Burned

Steffen Heinicke

«Es ist meine Überzeugung, dass unsere Kultur die wirkliche Wahrnehmung der Existenz verloren hat. Sie ist verschleiert. Wir taumeln allenfalls in dem herum, was wir als Wirklichkeit wahrnehmen.»
(Paul McCarthy)

Importiertes Leitungswasser aus Plastikflaschen und rote Weihnachtsmänner in der Adventszeit: Es sind große, Profit orientierte Unternehmen, die unsere Wahrnehmung beeinflussen und bestimmen. Sie haben eine neue Wirklichkeit geschaffen, eine „zweite Natur“ des westlichen Weltbürgers.
In Afrika, weit weg von den Vereinigten Staaten und den europäischen Industriestaaten, ist der Fotograf Steffen Heinicke 2012 über verbeulte, verkohlte Zeugen der Konsumgesellschaft gestolpert.

Aufgaben:
a – In welchem Jahr ist der Fotograf laut Ausgangstext in Afrika über verkohlte Zeugen der Konsumgesellschaft gestolpert?
b – Geben Sie alle Sätze des Zitats wieder, mit dem der Ausgangstext beginnt.
c – Schreiben Sie den Ausgangstext von „(Paul McCarthy)“ bis „der Konsumgesellschaft gestolpert.“ wortgetreu ab.

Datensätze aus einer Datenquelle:

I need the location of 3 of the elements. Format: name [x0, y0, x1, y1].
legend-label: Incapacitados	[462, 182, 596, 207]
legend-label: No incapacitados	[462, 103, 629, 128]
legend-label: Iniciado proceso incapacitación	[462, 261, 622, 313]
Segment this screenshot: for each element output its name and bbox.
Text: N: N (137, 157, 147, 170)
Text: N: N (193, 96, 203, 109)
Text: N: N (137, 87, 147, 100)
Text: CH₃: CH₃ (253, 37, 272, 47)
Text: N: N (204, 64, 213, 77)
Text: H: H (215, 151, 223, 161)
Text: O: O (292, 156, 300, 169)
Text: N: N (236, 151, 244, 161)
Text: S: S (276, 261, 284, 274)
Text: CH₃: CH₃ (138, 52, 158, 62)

Lösungen:
a – 2012

b –
- Es ist meine Überzeugung, dass unsere Kultur die wirkliche Wahrnehmung der Existenz verloren hat.
- Sie ist verschleiert.
- Wir taumeln allenfalls in dem herum, was wir als Wirklichkeit wahrnehmen.

c –
(Paul McCarthy)

Importiertes Leitungswasser aus Plastikflaschen und rote Weihnachtsmänner in der Adventszeit: Es sind große, Profit orientierte Unternehmen, die unsere Wahrnehmung beeinflussen und bestimmen. Sie haben eine neue Wirklichkeit geschaffen, eine „zweite Natur“ des westlichen Weltbürgers.
In Afrika, weit weg von den Vereinigten Staaten und den europäischen Industriestaaten, ist der Fotograf Steffen Heinicke 2012 über verbeulte, verkohlte Zeugen der Konsumgesellschaft gestolpert.